* STATED PROBLEM
Every line of the material is to be repeated exactly as it stands.

* INFORMATION GIVEN

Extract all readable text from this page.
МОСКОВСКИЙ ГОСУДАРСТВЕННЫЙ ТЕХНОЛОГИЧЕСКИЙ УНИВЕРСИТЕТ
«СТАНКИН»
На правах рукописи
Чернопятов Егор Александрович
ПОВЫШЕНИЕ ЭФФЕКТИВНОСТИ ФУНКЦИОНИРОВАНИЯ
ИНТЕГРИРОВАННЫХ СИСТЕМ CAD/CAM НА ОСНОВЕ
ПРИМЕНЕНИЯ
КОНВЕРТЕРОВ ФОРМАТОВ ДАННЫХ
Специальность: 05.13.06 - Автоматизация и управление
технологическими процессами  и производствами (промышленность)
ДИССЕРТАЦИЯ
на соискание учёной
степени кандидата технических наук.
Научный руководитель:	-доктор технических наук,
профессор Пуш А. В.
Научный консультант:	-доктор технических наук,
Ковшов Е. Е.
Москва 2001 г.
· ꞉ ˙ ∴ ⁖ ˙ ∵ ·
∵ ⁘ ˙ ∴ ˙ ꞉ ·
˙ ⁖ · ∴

* FULL RESPONSE
Extract all readable text from this page.
МОСКОВСКИЙ ГОСУДАРСТВЕННЫЙ ТЕХНОЛОГИЧЕСКИЙ УНИВЕРСИТЕТ
«СТАНКИН»
На правах рукописи
Чернопятов Егор Александрович
ПОВЫШЕНИЕ ЭФФЕКТИВНОСТИ ФУНКЦИОНИРОВАНИЯ
ИНТЕГРИРОВАННЫХ СИСТЕМ CAD/CAM НА ОСНОВЕ
ПРИМЕНЕНИЯ
КОНВЕРТЕРОВ ФОРМАТОВ ДАННЫХ
Специальность: 05.13.06 - Автоматизация и управление
технологическими процессами  и производствами (промышленность)
ДИССЕРТАЦИЯ
на соискание учёной
степени кандидата технических наук.
Научный руководитель:	-доктор технических наук,
профессор Пуш А. В.
Научный консультант:	-доктор технических наук,
Ковшов Е. Е.
Москва 2001 г.
· ꞉ ˙ ∴ ⁖ ˙ ∵ ·
∵ ⁘ ˙ ∴ ˙ ꞉ ·
˙ ⁖ · ∴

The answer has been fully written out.